* **Task description**: Copy out every line exactly as given.

* **Record set**:
----------------------------------------

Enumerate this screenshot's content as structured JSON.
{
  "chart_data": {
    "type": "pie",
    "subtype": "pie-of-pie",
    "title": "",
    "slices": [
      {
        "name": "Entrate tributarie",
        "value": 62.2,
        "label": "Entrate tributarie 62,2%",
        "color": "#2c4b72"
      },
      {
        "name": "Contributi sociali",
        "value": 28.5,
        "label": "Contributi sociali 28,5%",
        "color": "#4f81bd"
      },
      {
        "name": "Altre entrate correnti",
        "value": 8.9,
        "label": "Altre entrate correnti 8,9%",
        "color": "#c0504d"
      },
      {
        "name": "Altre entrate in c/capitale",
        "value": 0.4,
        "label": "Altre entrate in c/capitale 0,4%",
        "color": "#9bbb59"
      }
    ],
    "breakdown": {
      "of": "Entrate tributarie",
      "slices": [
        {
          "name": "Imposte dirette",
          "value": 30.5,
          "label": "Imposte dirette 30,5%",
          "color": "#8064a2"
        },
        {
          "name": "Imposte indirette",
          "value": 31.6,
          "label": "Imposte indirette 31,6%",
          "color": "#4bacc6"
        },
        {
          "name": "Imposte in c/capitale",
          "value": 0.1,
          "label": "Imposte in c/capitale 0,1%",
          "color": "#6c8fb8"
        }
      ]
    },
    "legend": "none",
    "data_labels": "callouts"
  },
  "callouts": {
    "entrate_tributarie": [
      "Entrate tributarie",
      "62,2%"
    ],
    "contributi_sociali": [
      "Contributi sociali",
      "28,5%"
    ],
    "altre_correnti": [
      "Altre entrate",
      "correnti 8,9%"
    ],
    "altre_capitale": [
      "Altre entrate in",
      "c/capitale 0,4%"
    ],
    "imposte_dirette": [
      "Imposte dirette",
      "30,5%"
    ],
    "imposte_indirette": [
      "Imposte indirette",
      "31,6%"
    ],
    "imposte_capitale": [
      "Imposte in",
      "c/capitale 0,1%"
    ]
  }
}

----------------------------------------

* **The result**:
Enumerate this screenshot's content as structured JSON.
{
  "chart_data": {
    "type": "pie",
    "subtype": "pie-of-pie",
    "title": "",
    "slices": [
      {
        "name": "Entrate tributarie",
        "value": 62.2,
        "label": "Entrate tributarie 62,2%",
        "color": "#2c4b72"
      },
      {
        "name": "Contributi sociali",
        "value": 28.5,
        "label": "Contributi sociali 28,5%",
        "color": "#4f81bd"
      },
      {
        "name": "Altre entrate correnti",
        "value": 8.9,
        "label": "Altre entrate correnti 8,9%",
        "color": "#c0504d"
      },
      {
        "name": "Altre entrate in c/capitale",
        "value": 0.4,
        "label": "Altre entrate in c/capitale 0,4%",
        "color": "#9bbb59"
      }
    ],
    "breakdown": {
      "of": "Entrate tributarie",
      "slices": [
        {
          "name": "Imposte dirette",
          "value": 30.5,
          "label": "Imposte dirette 30,5%",
          "color": "#8064a2"
        },
        {
          "name": "Imposte indirette",
          "value": 31.6,
          "label": "Imposte indirette 31,6%",
          "color": "#4bacc6"
        },
        {
          "name": "Imposte in c/capitale",
          "value": 0.1,
          "label": "Imposte in c/capitale 0,1%",
          "color": "#6c8fb8"
        }
      ]
    },
    "legend": "none",
    "data_labels": "callouts"
  },
  "callouts": {
    "entrate_tributarie": [
      "Entrate tributarie",
      "62,2%"
    ],
    "contributi_sociali": [
      "Contributi sociali",
      "28,5%"
    ],
    "altre_correnti": [
      "Altre entrate",
      "correnti 8,9%"
    ],
    "altre_capitale": [
      "Altre entrate in",
      "c/capitale 0,4%"
    ],
    "imposte_dirette": [
      "Imposte dirette",
      "30,5%"
    ],
    "imposte_indirette": [
      "Imposte indirette",
      "31,6%"
    ],
    "imposte_capitale": [
      "Imposte in",
      "c/capitale 0,1%"
    ]
  }
}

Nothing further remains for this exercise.